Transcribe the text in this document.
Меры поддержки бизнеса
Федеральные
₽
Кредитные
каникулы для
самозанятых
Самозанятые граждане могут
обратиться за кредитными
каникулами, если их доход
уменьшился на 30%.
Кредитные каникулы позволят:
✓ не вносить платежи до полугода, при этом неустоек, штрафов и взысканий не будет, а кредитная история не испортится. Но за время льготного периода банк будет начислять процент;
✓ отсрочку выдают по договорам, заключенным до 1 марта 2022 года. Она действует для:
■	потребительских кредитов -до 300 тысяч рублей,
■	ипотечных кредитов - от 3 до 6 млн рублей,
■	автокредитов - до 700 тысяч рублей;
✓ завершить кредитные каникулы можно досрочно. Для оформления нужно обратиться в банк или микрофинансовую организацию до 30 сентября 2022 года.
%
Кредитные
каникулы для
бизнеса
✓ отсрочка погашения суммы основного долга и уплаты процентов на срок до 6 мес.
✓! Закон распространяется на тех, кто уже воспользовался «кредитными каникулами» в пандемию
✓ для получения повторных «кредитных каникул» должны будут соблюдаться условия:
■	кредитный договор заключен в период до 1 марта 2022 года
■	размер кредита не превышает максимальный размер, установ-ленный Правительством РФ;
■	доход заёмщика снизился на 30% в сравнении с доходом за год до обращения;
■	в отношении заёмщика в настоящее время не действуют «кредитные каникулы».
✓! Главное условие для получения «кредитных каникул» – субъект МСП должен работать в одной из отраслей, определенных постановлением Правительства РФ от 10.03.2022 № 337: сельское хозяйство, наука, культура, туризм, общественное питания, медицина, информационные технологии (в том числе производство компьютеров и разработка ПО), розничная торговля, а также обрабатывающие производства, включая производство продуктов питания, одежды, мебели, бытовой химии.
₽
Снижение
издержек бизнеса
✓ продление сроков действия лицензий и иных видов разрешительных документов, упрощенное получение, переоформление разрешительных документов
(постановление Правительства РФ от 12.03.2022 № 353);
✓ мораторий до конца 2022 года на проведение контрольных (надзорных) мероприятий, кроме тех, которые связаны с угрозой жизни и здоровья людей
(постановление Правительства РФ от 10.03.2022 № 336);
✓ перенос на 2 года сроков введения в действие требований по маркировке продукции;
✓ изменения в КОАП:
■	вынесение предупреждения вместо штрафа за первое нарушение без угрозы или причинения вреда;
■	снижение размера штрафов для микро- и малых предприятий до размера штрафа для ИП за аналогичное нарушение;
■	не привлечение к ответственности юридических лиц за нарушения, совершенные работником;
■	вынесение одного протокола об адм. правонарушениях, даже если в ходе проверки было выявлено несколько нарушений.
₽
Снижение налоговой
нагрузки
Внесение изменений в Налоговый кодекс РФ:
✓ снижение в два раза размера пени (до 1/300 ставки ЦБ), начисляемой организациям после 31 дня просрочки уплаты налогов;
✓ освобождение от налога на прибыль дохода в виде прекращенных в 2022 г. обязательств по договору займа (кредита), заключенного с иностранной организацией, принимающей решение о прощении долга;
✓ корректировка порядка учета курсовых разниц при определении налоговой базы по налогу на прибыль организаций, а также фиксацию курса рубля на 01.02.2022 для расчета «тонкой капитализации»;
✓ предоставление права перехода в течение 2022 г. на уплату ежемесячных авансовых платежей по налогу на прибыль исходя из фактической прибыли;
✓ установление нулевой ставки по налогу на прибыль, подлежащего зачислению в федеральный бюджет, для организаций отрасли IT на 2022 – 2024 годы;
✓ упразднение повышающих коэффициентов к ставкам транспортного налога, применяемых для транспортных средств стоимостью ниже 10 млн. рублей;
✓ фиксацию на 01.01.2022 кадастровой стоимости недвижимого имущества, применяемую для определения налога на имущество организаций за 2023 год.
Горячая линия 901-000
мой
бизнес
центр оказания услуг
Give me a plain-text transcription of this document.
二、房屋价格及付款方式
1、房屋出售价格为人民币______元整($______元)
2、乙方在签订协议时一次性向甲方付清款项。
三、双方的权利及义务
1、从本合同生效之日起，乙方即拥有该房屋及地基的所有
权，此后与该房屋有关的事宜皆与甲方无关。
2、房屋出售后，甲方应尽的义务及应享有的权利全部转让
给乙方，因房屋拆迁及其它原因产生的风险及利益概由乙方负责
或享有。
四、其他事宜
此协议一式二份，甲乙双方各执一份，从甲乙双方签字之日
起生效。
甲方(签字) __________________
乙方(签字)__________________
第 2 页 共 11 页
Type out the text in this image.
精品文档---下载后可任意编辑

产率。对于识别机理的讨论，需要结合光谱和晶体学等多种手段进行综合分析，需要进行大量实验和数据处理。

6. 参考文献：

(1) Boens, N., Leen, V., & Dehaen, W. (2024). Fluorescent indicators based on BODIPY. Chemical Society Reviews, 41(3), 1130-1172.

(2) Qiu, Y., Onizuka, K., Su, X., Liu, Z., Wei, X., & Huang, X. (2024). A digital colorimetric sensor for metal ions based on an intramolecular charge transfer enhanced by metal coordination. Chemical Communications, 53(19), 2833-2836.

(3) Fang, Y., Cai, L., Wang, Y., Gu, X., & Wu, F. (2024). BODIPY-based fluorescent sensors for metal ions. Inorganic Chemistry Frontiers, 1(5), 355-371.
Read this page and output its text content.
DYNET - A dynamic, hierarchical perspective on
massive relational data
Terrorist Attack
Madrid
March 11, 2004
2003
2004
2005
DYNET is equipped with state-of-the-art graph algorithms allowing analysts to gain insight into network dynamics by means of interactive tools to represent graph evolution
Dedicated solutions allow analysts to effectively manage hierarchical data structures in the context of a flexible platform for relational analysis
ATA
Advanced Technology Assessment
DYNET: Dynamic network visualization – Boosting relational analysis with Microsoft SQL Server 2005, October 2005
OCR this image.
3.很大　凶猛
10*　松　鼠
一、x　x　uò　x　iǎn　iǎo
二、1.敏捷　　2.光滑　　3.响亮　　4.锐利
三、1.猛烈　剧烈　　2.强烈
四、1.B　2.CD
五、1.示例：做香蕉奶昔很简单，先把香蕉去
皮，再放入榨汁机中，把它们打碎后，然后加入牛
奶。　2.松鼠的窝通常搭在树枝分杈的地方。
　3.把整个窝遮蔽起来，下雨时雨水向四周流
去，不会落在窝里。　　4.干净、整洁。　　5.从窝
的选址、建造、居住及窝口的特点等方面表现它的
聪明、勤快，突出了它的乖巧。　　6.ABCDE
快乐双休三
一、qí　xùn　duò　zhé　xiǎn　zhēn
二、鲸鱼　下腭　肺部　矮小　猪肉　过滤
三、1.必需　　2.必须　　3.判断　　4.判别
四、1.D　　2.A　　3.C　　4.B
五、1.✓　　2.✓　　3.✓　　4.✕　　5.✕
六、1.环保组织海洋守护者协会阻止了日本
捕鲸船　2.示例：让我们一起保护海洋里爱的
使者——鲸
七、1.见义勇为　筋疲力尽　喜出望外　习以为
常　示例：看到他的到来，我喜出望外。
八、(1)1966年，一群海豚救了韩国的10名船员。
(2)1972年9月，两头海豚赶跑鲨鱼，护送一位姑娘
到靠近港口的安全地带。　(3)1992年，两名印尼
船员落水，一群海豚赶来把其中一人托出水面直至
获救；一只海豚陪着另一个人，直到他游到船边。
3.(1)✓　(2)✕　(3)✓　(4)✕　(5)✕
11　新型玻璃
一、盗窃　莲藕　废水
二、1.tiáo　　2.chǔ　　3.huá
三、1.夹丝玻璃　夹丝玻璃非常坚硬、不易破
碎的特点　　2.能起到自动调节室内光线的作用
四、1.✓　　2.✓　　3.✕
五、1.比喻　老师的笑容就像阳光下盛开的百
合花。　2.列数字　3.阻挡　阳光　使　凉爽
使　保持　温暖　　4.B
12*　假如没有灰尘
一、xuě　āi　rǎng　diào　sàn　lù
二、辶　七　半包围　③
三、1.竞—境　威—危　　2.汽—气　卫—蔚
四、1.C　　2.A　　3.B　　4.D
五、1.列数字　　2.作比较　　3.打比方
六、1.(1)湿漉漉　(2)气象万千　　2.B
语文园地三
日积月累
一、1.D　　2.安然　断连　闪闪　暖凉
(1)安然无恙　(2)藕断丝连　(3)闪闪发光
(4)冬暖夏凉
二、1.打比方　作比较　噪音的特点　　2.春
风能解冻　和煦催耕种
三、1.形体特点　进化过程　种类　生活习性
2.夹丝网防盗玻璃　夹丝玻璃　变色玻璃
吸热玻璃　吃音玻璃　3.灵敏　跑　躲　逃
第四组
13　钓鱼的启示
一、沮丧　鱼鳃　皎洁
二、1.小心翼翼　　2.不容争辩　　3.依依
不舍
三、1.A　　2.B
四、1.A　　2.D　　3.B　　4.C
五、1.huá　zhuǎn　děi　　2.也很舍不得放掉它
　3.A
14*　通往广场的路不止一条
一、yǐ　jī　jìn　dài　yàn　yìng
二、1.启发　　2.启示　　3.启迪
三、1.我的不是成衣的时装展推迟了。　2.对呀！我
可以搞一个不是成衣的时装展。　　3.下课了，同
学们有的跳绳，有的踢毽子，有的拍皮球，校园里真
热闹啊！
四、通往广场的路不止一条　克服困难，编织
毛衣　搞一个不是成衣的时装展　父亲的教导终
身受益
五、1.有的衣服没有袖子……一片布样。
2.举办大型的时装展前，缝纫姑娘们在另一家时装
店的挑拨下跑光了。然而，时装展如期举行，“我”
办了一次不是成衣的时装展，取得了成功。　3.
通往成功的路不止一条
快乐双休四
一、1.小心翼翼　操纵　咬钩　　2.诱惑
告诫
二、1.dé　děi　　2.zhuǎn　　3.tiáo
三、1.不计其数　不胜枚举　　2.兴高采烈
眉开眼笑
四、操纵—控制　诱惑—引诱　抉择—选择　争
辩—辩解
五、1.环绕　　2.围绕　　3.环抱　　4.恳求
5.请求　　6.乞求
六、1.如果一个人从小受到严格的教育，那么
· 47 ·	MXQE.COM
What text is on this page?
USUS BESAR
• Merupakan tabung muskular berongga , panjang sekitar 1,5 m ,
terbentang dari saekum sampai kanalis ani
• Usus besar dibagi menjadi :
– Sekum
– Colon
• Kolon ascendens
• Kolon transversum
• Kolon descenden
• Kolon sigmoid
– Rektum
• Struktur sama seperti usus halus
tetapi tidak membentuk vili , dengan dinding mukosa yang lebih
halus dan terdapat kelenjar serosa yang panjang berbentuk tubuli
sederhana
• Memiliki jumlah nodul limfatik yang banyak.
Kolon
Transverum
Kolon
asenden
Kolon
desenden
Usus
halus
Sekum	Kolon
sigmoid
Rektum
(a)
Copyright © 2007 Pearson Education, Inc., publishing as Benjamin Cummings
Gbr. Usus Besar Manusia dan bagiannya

--

◆ **Problem description**
Scan the records above for the string "zhuǎn", then report every line that contains it.

◆ **Result**
五、1.huá　zhuǎn　děi　　2.也很舍不得放掉它
二、1.dé　děi　　2.zhuǎn　　3.tiáo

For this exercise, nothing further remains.